Cesena, festa per i 70 anni della Babbi. "I nostri dolci hanno reso felice anche un Papa"

Giulio racconta come col padre fondò l'azienda conosciuta ovunque per viennesi e waferini

Cesena, festa per i 70 anni della Babbi. "I nostri dolci hanno reso felice anche un Papa"

RAVAGLIA 07/10/22 CESENA GIULIO BABBI

Cesena, 10 ottobre 2022 - Doppia festa per Giulio Babbi, cofondatore nel 1952 con il padre Attilio dell’impresa dolciaria ’Babbi’ di Cesena, famosa nel mondo per i viennesi e waferini: il compleanno della sua creatura e quello personale.

Questa sera, al palazzetto dello Sport di Cesena, si tiene il Gran Galà per i settant’anni anni di vita dell’impresa.

"Primo ritrovo dopo il Covid. Saremo più di seicento: dipendenti, agenti italiani ed esteri, sindaci di Cesena e Bertinoro, dove ci siamo trasferiti nel 1990, di oggi e del passato. Verrà anche Paolo Cevoli a farci ridere che ce n’è bisogno".

Lei quando compie gli anni?

"Il 20 dicembre finisco i 94, ho qualche acciacco ma sono fortunato. Vado tutti i giorni allo stabilimento guidando l’auto. Stirpe buona: il babbo se ne andò a 98 anni".

Come nacque la Babbi nel 1952?

"La fondammo il babbo ed io nella prima sede cesenate in via Turchi dove abito ancora, producendo coni da gelato. Lui stava in laboratorio, io avevo 24 anni e curavo amministrazione e distribuzione".

La leggendaria ricetta dei viennesi brevettata da Attilio Babbi. Ce la svela?

"Era il 1958, il babbo voleva completare la produzione sino allora solo stagionale facendo dolci per l’inverno.

Si chiuse per due anni in laboratorio e, prova e riprova, creò le cialde dei viennesi con crema di vaniglia ricoperte da un sottile strato di cioccolato fondente, e i waferini con vaniglia e nocciola. Ce l’ho davanti agli occhi Attilio che mi chiama dal forno: ""Giulio, ce l’ho fatta!". A quel punto toccò a me".

Che cosa le toccò?

Da fare :: Prosegui l'intervista a Giulio Babbi sui settant'anni della sua azienda dolciaria, partendo da subito dopo l'ultima frase riportata.

Dati di previsione dei riquadri di delimitazione
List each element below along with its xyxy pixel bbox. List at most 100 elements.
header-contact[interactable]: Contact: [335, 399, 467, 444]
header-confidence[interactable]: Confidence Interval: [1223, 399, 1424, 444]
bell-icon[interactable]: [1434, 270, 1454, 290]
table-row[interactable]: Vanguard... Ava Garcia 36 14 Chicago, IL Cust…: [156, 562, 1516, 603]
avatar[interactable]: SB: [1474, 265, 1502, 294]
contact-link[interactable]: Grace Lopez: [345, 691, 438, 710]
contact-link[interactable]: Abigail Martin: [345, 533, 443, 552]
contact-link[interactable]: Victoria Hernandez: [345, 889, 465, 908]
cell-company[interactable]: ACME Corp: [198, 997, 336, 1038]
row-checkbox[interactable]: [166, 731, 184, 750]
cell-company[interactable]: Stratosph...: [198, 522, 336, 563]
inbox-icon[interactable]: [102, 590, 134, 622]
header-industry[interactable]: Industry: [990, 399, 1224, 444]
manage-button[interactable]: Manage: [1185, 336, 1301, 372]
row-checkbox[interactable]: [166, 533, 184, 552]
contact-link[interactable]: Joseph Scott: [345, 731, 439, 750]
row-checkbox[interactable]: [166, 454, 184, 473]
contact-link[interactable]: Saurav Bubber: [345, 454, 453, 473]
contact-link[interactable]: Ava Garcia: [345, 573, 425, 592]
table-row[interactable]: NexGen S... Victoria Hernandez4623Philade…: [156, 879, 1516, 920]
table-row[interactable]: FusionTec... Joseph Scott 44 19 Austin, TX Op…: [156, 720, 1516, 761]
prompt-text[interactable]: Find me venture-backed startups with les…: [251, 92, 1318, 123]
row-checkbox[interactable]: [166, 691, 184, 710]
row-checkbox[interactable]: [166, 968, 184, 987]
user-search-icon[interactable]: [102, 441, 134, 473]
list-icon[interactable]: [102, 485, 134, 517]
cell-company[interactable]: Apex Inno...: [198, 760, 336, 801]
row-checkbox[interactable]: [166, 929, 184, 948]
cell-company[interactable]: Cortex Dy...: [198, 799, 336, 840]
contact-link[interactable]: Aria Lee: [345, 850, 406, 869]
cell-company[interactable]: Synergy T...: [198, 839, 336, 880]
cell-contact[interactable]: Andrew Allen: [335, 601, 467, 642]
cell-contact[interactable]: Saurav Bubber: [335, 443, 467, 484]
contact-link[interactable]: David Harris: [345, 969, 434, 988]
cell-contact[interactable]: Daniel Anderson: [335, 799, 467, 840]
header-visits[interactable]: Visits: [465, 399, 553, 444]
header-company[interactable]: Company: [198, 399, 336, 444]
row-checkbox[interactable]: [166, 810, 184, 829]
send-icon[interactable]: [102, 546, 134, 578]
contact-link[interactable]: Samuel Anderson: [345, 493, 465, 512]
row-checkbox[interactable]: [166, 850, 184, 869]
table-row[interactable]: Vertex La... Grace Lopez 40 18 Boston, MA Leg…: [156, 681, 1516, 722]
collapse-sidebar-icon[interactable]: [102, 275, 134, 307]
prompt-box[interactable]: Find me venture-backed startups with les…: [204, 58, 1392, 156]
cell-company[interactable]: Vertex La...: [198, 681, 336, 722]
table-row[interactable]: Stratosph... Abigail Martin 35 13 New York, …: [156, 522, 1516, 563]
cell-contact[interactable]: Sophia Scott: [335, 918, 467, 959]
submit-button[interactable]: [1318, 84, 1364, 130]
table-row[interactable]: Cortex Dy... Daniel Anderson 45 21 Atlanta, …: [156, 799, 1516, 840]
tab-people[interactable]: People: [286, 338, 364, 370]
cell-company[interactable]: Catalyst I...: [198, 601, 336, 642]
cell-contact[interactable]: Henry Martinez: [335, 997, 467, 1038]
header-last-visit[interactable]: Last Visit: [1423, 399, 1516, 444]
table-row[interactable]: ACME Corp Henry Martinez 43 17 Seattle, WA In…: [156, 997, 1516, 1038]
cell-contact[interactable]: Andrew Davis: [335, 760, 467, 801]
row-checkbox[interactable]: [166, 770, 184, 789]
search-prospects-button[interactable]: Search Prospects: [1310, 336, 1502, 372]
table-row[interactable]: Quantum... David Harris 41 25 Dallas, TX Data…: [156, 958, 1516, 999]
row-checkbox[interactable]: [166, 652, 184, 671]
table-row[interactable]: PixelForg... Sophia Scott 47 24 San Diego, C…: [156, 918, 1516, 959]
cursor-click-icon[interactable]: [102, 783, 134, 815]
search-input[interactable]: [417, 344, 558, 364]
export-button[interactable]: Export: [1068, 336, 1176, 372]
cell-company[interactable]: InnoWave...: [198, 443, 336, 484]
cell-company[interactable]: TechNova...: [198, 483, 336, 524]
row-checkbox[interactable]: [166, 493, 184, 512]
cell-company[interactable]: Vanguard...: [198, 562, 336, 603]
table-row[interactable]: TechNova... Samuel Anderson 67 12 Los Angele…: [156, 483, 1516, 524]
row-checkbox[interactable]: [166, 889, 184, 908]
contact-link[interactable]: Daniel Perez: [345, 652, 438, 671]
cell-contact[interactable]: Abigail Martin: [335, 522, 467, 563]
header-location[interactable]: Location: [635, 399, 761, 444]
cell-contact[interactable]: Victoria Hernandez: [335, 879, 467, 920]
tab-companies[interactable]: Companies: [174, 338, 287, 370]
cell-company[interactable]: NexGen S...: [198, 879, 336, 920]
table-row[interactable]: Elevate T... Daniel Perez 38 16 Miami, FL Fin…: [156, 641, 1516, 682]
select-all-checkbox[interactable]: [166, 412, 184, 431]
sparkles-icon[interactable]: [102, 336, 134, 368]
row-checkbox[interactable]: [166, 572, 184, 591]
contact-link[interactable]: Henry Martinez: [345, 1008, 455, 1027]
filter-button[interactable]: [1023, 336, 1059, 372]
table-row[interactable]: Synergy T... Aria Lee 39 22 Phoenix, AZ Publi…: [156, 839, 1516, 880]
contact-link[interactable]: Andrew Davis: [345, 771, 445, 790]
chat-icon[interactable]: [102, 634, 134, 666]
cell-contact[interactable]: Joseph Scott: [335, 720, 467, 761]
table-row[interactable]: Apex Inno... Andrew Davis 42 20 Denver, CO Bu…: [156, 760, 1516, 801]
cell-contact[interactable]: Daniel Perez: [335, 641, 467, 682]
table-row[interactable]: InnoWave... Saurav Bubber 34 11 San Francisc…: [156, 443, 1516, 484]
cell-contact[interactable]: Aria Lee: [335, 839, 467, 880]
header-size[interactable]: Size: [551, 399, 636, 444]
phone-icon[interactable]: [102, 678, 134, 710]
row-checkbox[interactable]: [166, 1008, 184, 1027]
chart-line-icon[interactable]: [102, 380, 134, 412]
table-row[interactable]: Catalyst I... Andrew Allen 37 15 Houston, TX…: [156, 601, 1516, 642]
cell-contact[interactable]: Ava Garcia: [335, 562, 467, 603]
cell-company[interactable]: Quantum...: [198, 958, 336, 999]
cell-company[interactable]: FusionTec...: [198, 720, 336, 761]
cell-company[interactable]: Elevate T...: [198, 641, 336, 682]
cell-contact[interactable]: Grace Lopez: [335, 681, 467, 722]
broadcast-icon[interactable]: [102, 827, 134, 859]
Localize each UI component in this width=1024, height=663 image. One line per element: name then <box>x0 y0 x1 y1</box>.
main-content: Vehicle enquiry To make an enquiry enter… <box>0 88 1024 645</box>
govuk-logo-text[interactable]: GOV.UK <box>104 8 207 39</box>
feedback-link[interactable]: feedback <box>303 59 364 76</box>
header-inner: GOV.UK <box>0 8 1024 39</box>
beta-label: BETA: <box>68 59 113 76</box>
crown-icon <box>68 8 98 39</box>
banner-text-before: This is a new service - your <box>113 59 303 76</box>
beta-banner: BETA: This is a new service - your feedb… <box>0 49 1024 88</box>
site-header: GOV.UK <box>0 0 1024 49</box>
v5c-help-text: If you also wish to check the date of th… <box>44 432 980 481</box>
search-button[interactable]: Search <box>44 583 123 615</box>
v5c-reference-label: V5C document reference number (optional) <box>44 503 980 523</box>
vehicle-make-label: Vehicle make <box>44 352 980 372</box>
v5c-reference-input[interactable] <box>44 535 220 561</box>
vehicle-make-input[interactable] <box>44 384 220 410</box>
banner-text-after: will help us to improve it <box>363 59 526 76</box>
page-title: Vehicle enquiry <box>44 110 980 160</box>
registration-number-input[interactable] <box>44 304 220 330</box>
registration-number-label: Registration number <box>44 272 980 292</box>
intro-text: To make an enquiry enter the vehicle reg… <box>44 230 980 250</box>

Risultato ::
"Il babbo creava, io dovevo commercializzare. Andai nei bar più importanti di Cesena ma non li vollero vendere perché erano realizzati in città. Ferito nell’amor proprio partii per Milano, con l’auto carica di viennesi e tornai con decine di ordini. Poi fu la volta di Roma, Firenze, Bologna. Altri ordini a raffica, che rivincita. La prima confezione aveva la sagoma di una coppia danzante poi approdammo a quella definitiva con viennesi, violino e ballerini".

Come deve essere un venditore di razza?

"Deve avere il prodotto vincente e una tenacia sovrumana. Io volevo sfondare anche in città, presi dall’elenco telefonico gli indirizzi e andai da avvocati, medici, notai a donare i viennesi dicendo. ’Se vi piacciono vi aspettiamo allo spaccio’".

I clienti più illustri?

"Papi, cardinali, politici e artisti".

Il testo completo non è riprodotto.